EXERCISE INSTRUCTIONS →
Everything in the listing except the pictures should be written out exactly.

MATERIAL SUPPLIED →
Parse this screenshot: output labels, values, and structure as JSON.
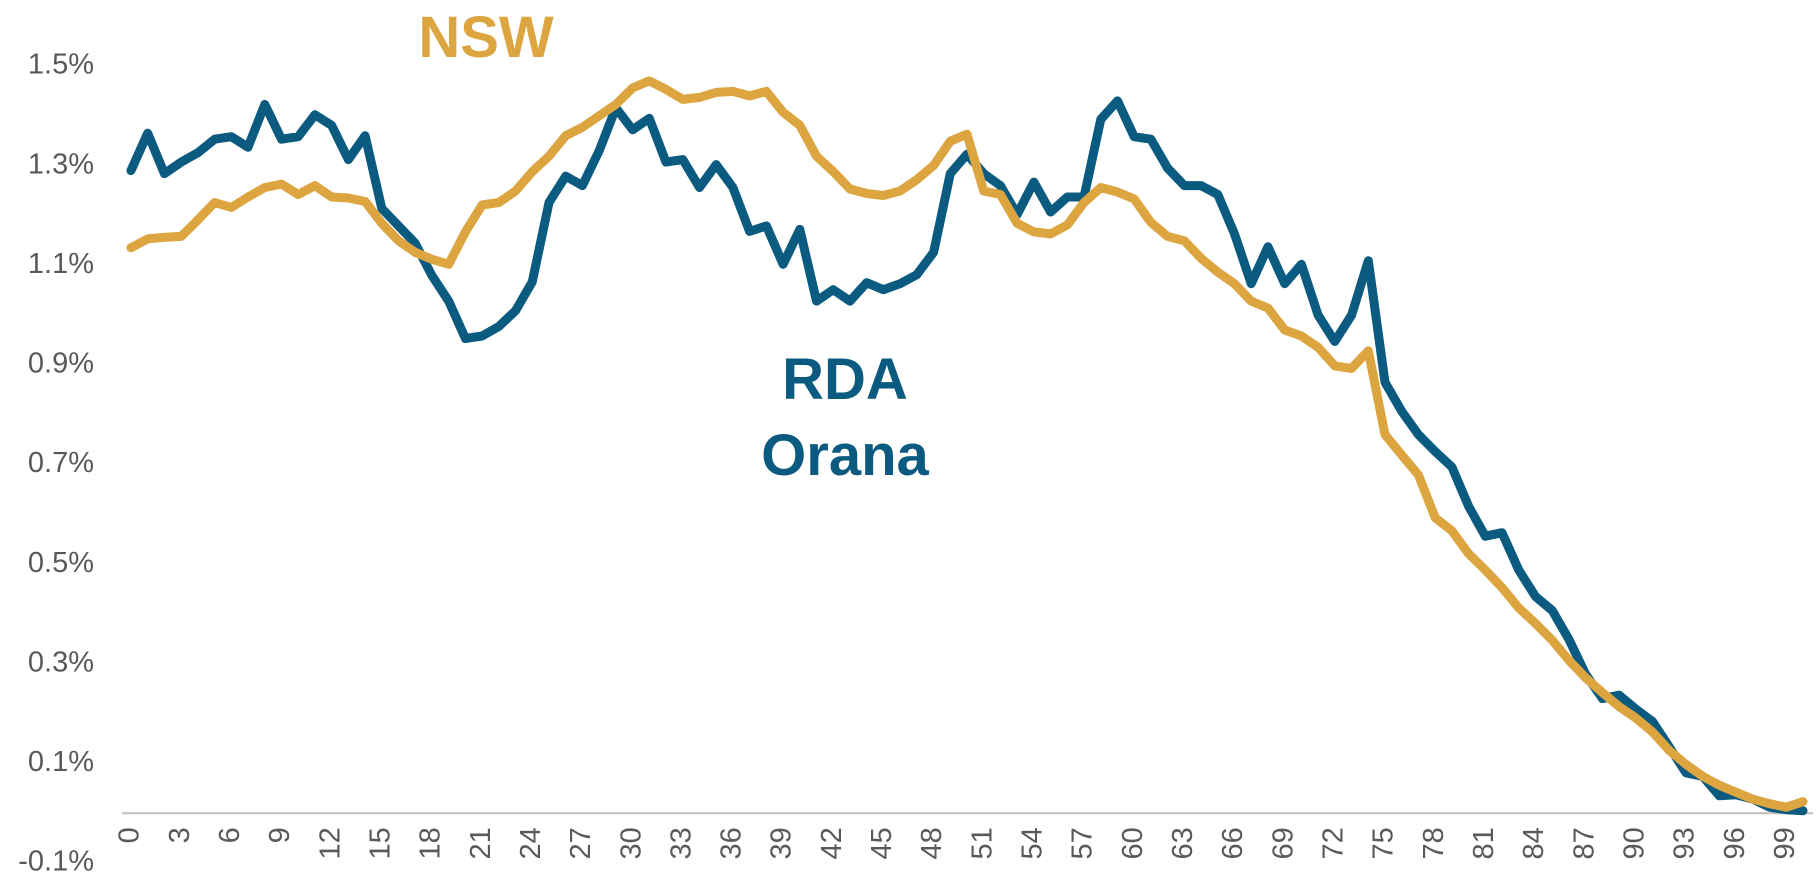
{
  "chart_data": {
    "type": "line",
    "x": [
      0,
      1,
      2,
      3,
      4,
      5,
      6,
      7,
      8,
      9,
      10,
      11,
      12,
      13,
      14,
      15,
      16,
      17,
      18,
      19,
      20,
      21,
      22,
      23,
      24,
      25,
      26,
      27,
      28,
      29,
      30,
      31,
      32,
      33,
      34,
      35,
      36,
      37,
      38,
      39,
      40,
      41,
      42,
      43,
      44,
      45,
      46,
      47,
      48,
      49,
      50,
      51,
      52,
      53,
      54,
      55,
      56,
      57,
      58,
      59,
      60,
      61,
      62,
      63,
      64,
      65,
      66,
      67,
      68,
      69,
      70,
      71,
      72,
      73,
      74,
      75,
      76,
      77,
      78,
      79,
      80,
      81,
      82,
      83,
      84,
      85,
      86,
      87,
      88,
      89,
      90,
      91,
      92,
      93,
      94,
      95,
      96,
      97,
      98,
      99,
      100
    ],
    "series": [
      {
        "name": "RDA Orana",
        "color": "#0b5a80",
        "values": [
          1.29,
          1.365,
          1.284,
          1.307,
          1.326,
          1.353,
          1.358,
          1.337,
          1.423,
          1.353,
          1.358,
          1.402,
          1.381,
          1.312,
          1.36,
          1.214,
          1.179,
          1.144,
          1.079,
          1.028,
          0.953,
          0.958,
          0.977,
          1.009,
          1.067,
          1.226,
          1.279,
          1.26,
          1.33,
          1.416,
          1.372,
          1.395,
          1.307,
          1.312,
          1.256,
          1.302,
          1.256,
          1.168,
          1.179,
          1.102,
          1.172,
          1.028,
          1.051,
          1.028,
          1.065,
          1.051,
          1.063,
          1.081,
          1.126,
          1.284,
          1.323,
          1.284,
          1.26,
          1.202,
          1.267,
          1.207,
          1.237,
          1.237,
          1.393,
          1.43,
          1.358,
          1.353,
          1.295,
          1.26,
          1.26,
          1.242,
          1.163,
          1.063,
          1.137,
          1.063,
          1.102,
          1.0,
          0.947,
          1.0,
          1.109,
          0.865,
          0.807,
          0.76,
          0.726,
          0.695,
          0.616,
          0.556,
          0.563,
          0.488,
          0.435,
          0.407,
          0.349,
          0.279,
          0.23,
          0.237,
          0.209,
          0.184,
          0.133,
          0.081,
          0.074,
          0.035,
          0.037,
          0.028,
          0.012,
          0.007,
          0.005
        ]
      },
      {
        "name": "NSW",
        "color": "#dca540",
        "values": [
          1.135,
          1.153,
          1.156,
          1.158,
          1.191,
          1.226,
          1.216,
          1.237,
          1.256,
          1.263,
          1.242,
          1.26,
          1.237,
          1.235,
          1.228,
          1.184,
          1.149,
          1.126,
          1.112,
          1.102,
          1.167,
          1.221,
          1.226,
          1.249,
          1.288,
          1.319,
          1.36,
          1.377,
          1.4,
          1.423,
          1.456,
          1.47,
          1.453,
          1.433,
          1.437,
          1.447,
          1.449,
          1.44,
          1.449,
          1.407,
          1.381,
          1.319,
          1.288,
          1.253,
          1.244,
          1.24,
          1.249,
          1.272,
          1.3,
          1.349,
          1.363,
          1.249,
          1.242,
          1.184,
          1.167,
          1.163,
          1.181,
          1.226,
          1.256,
          1.247,
          1.233,
          1.186,
          1.158,
          1.149,
          1.114,
          1.086,
          1.063,
          1.028,
          1.014,
          0.97,
          0.958,
          0.935,
          0.898,
          0.893,
          0.928,
          0.76,
          0.719,
          0.679,
          0.593,
          0.567,
          0.521,
          0.488,
          0.453,
          0.412,
          0.381,
          0.347,
          0.307,
          0.272,
          0.242,
          0.214,
          0.191,
          0.163,
          0.126,
          0.098,
          0.074,
          0.056,
          0.042,
          0.028,
          0.019,
          0.012,
          0.023
        ]
      }
    ],
    "xlim": [
      0,
      100
    ],
    "xticks": [
      0,
      3,
      6,
      9,
      12,
      15,
      18,
      21,
      24,
      27,
      30,
      33,
      36,
      39,
      42,
      45,
      48,
      51,
      54,
      57,
      60,
      63,
      66,
      69,
      72,
      75,
      78,
      81,
      84,
      87,
      90,
      93,
      96,
      99
    ],
    "ylim": [
      -0.1,
      1.5
    ],
    "yticks": [
      {
        "value": -0.1,
        "label": "-0.1%"
      },
      {
        "value": 0.1,
        "label": "0.1%"
      },
      {
        "value": 0.3,
        "label": "0.3%"
      },
      {
        "value": 0.5,
        "label": "0.5%"
      },
      {
        "value": 0.7,
        "label": "0.7%"
      },
      {
        "value": 0.9,
        "label": "0.9%"
      },
      {
        "value": 1.1,
        "label": "1.1%"
      },
      {
        "value": 1.3,
        "label": "1.3%"
      },
      {
        "value": 1.5,
        "label": "1.5%"
      }
    ],
    "grid": false
  }
}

ANSWER FOR THE TASK →
Parse this screenshot: output labels, values, and structure as JSON.
{
  "chart_data": {
    "type": "line",
    "x": [
      0,
      1,
      2,
      3,
      4,
      5,
      6,
      7,
      8,
      9,
      10,
      11,
      12,
      13,
      14,
      15,
      16,
      17,
      18,
      19,
      20,
      21,
      22,
      23,
      24,
      25,
      26,
      27,
      28,
      29,
      30,
      31,
      32,
      33,
      34,
      35,
      36,
      37,
      38,
      39,
      40,
      41,
      42,
      43,
      44,
      45,
      46,
      47,
      48,
      49,
      50,
      51,
      52,
      53,
      54,
      55,
      56,
      57,
      58,
      59,
      60,
      61,
      62,
      63,
      64,
      65,
      66,
      67,
      68,
      69,
      70,
      71,
      72,
      73,
      74,
      75,
      76,
      77,
      78,
      79,
      80,
      81,
      82,
      83,
      84,
      85,
      86,
      87,
      88,
      89,
      90,
      91,
      92,
      93,
      94,
      95,
      96,
      97,
      98,
      99,
      100
    ],
    "series": [
      {
        "name": "RDA Orana",
        "color": "#0b5a80",
        "values": [
          1.29,
          1.365,
          1.284,
          1.307,
          1.326,
          1.353,
          1.358,
          1.337,
          1.423,
          1.353,
          1.358,
          1.402,
          1.381,
          1.312,
          1.36,
          1.214,
          1.179,
          1.144,
          1.079,
          1.028,
          0.953,
          0.958,
          0.977,
          1.009,
          1.067,
          1.226,
          1.279,
          1.26,
          1.33,
          1.416,
          1.372,
          1.395,
          1.307,
          1.312,
          1.256,
          1.302,
          1.256,
          1.168,
          1.179,
          1.102,
          1.172,
          1.028,
          1.051,
          1.028,
          1.065,
          1.051,
          1.063,
          1.081,
          1.126,
          1.284,
          1.323,
          1.284,
          1.26,
          1.202,
          1.267,
          1.207,
          1.237,
          1.237,
          1.393,
          1.43,
          1.358,
          1.353,
          1.295,
          1.26,
          1.26,
          1.242,
          1.163,
          1.063,
          1.137,
          1.063,
          1.102,
          1.0,
          0.947,
          1.0,
          1.109,
          0.865,
          0.807,
          0.76,
          0.726,
          0.695,
          0.616,
          0.556,
          0.563,
          0.488,
          0.435,
          0.407,
          0.349,
          0.279,
          0.23,
          0.237,
          0.209,
          0.184,
          0.133,
          0.081,
          0.074,
          0.035,
          0.037,
          0.028,
          0.012,
          0.007,
          0.005
        ]
      },
      {
        "name": "NSW",
        "color": "#dca540",
        "values": [
          1.135,
          1.153,
          1.156,
          1.158,
          1.191,
          1.226,
          1.216,
          1.237,
          1.256,
          1.263,
          1.242,
          1.26,
          1.237,
          1.235,
          1.228,
          1.184,
          1.149,
          1.126,
          1.112,
          1.102,
          1.167,
          1.221,
          1.226,
          1.249,
          1.288,
          1.319,
          1.36,
          1.377,
          1.4,
          1.423,
          1.456,
          1.47,
          1.453,
          1.433,
          1.437,
          1.447,
          1.449,
          1.44,
          1.449,
          1.407,
          1.381,
          1.319,
          1.288,
          1.253,
          1.244,
          1.24,
          1.249,
          1.272,
          1.3,
          1.349,
          1.363,
          1.249,
          1.242,
          1.184,
          1.167,
          1.163,
          1.181,
          1.226,
          1.256,
          1.247,
          1.233,
          1.186,
          1.158,
          1.149,
          1.114,
          1.086,
          1.063,
          1.028,
          1.014,
          0.97,
          0.958,
          0.935,
          0.898,
          0.893,
          0.928,
          0.76,
          0.719,
          0.679,
          0.593,
          0.567,
          0.521,
          0.488,
          0.453,
          0.412,
          0.381,
          0.347,
          0.307,
          0.272,
          0.242,
          0.214,
          0.191,
          0.163,
          0.126,
          0.098,
          0.074,
          0.056,
          0.042,
          0.028,
          0.019,
          0.012,
          0.023
        ]
      }
    ],
    "xlim": [
      0,
      100
    ],
    "xticks": [
      0,
      3,
      6,
      9,
      12,
      15,
      18,
      21,
      24,
      27,
      30,
      33,
      36,
      39,
      42,
      45,
      48,
      51,
      54,
      57,
      60,
      63,
      66,
      69,
      72,
      75,
      78,
      81,
      84,
      87,
      90,
      93,
      96,
      99
    ],
    "ylim": [
      -0.1,
      1.5
    ],
    "yticks": [
      {
        "value": -0.1,
        "label": "-0.1%"
      },
      {
        "value": 0.1,
        "label": "0.1%"
      },
      {
        "value": 0.3,
        "label": "0.3%"
      },
      {
        "value": 0.5,
        "label": "0.5%"
      },
      {
        "value": 0.7,
        "label": "0.7%"
      },
      {
        "value": 0.9,
        "label": "0.9%"
      },
      {
        "value": 1.1,
        "label": "1.1%"
      },
      {
        "value": 1.3,
        "label": "1.3%"
      },
      {
        "value": 1.5,
        "label": "1.5%"
      }
    ],
    "grid": false
  }
}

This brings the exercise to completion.